=== What you will do ===
Among the records, which lines include "Verfahren"? List them.

(Records from a data source)
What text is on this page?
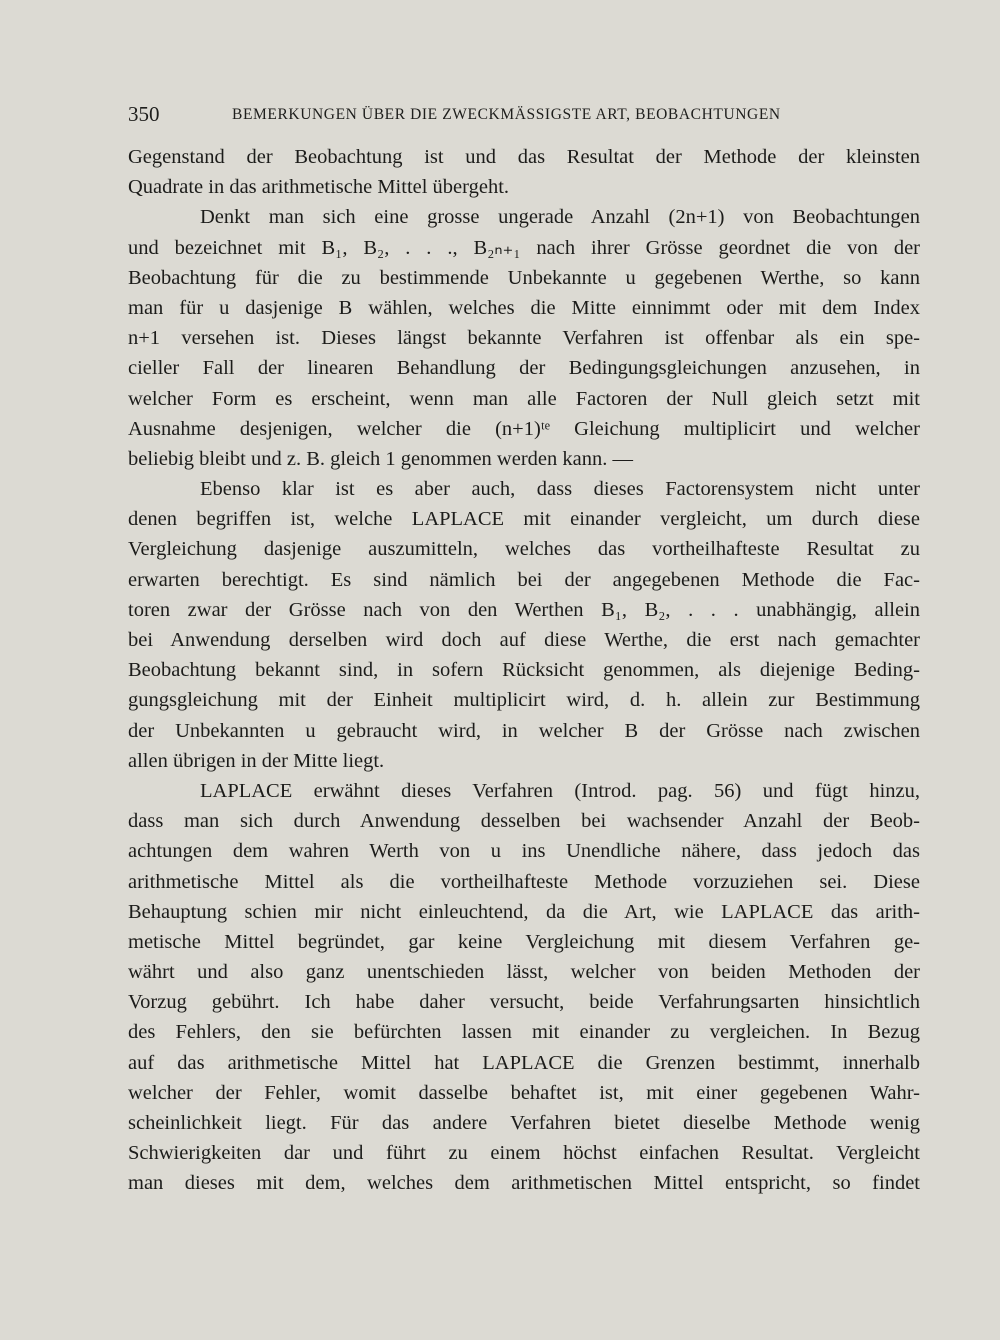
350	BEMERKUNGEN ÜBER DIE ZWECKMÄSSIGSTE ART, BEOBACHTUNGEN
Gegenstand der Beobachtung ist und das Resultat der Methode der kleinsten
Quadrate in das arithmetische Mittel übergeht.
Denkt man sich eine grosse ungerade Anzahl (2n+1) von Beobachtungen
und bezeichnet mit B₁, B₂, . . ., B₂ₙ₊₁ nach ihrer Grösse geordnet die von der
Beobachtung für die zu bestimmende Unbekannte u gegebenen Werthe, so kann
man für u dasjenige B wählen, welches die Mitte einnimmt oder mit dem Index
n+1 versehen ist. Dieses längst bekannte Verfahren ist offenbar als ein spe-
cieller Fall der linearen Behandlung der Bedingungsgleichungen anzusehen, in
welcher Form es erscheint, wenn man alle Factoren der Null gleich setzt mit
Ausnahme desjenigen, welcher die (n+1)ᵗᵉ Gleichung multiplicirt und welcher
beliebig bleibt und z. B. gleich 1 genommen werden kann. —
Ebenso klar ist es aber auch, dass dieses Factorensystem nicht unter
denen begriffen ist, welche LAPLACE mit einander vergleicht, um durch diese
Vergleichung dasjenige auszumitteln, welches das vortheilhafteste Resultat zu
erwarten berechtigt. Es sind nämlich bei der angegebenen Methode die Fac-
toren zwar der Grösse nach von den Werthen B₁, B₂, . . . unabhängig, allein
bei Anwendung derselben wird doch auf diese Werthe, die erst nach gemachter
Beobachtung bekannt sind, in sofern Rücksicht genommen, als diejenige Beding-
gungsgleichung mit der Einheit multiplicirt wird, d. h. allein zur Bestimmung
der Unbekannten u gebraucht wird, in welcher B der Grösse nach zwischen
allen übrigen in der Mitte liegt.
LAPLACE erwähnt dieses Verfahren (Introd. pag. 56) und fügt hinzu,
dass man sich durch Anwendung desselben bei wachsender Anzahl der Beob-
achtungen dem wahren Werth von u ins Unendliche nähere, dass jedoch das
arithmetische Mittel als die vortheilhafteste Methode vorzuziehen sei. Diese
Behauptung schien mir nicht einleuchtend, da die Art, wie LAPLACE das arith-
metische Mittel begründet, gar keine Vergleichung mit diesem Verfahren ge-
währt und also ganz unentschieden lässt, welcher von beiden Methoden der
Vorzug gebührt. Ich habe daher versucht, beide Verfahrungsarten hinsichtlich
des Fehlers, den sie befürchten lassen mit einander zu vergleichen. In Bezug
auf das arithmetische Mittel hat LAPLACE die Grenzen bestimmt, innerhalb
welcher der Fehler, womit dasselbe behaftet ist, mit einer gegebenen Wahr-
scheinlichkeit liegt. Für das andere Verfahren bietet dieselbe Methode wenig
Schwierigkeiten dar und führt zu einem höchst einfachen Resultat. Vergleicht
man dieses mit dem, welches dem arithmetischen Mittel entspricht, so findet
--
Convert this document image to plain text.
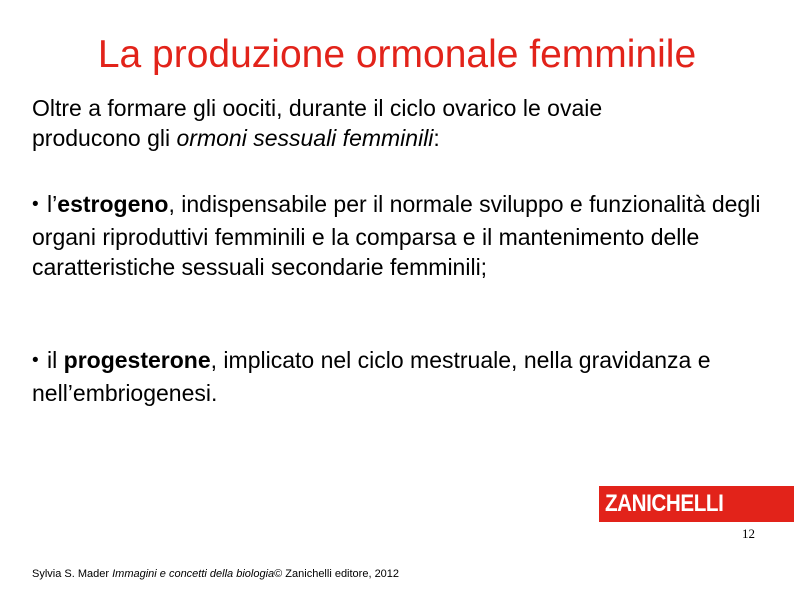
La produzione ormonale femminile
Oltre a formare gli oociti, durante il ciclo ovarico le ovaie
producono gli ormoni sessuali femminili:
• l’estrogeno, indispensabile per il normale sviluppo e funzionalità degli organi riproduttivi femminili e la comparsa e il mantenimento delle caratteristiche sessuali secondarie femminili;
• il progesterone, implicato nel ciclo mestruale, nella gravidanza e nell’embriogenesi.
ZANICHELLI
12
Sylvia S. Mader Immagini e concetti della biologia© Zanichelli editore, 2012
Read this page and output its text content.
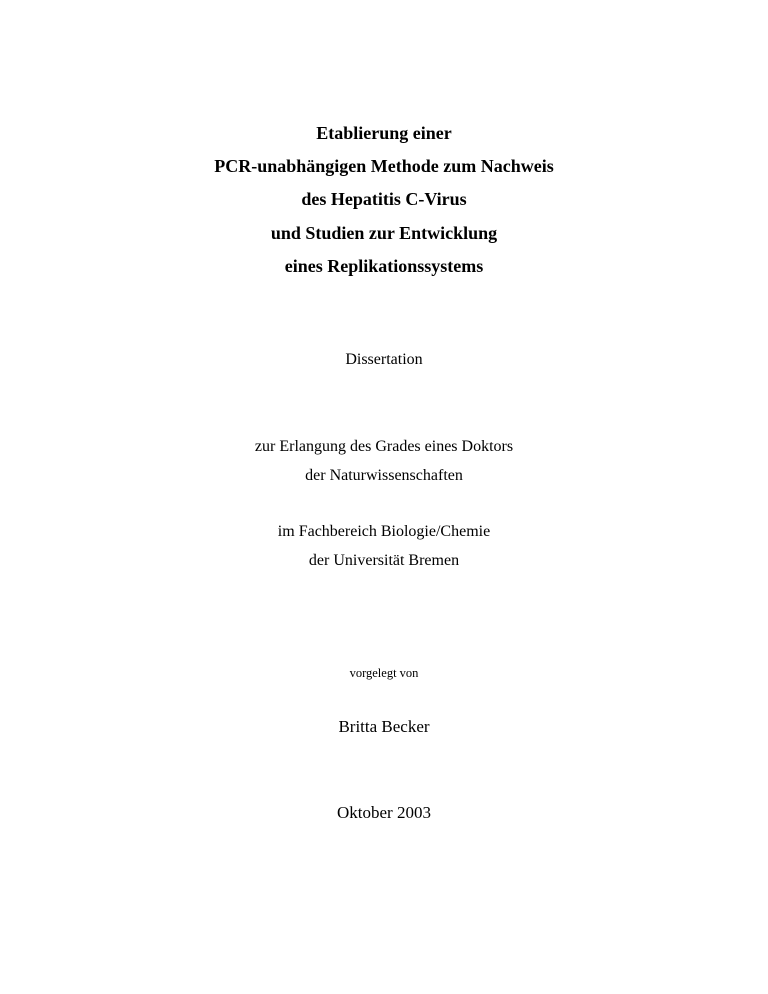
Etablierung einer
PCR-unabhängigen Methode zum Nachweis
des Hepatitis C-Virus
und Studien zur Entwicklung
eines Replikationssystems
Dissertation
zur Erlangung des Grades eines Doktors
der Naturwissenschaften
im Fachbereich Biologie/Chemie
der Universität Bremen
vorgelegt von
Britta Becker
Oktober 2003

=== Output for this exercise ===
n+1 versehen ist. Dieses längst bekannte Verfahren ist offenbar als ein spe-
LAPLACE erwähnt dieses Verfahren (Introd. pag. 56) und fügt hinzu,
metische Mittel begründet, gar keine Vergleichung mit diesem Verfahren ge-
scheinlichkeit liegt. Für das andere Verfahren bietet dieselbe Methode wenig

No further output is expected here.